#### THE REQUEST
From the entries below, extract every line that includes the word "votre".
+++
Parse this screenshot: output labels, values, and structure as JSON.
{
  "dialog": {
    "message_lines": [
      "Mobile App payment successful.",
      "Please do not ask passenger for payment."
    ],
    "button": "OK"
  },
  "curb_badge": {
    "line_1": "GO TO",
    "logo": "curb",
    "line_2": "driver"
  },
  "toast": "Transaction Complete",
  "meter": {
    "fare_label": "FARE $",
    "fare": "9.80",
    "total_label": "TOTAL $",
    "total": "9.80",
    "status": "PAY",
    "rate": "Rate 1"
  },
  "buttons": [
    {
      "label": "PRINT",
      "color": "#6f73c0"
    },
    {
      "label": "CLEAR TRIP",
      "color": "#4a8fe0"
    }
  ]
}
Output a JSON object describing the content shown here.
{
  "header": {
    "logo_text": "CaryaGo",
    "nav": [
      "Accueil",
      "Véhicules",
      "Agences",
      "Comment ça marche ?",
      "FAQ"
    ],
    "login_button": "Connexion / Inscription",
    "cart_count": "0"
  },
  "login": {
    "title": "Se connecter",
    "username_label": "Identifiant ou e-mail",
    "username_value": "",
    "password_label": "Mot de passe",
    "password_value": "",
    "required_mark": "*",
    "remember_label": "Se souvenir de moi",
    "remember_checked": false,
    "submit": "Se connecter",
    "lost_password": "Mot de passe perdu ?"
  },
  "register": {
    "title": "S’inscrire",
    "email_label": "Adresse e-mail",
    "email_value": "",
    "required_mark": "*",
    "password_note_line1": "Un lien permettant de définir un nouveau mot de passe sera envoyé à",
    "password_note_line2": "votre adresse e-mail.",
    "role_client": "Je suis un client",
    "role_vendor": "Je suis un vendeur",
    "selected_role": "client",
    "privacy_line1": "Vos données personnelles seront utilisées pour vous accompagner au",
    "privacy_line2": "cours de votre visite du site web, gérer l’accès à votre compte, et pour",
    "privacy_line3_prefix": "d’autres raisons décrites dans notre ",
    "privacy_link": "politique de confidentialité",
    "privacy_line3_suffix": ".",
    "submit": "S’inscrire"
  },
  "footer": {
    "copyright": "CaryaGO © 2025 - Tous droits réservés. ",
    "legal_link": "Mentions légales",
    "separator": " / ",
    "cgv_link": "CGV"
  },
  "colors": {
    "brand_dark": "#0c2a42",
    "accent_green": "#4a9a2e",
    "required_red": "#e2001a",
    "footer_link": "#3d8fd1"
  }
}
+++
#### WRITTEN RESPONSE
    "password_note_line2": "votre adresse e-mail.",
    "privacy_line2": "cours de votre visite du site web, gérer l’accès à votre compte, et pour",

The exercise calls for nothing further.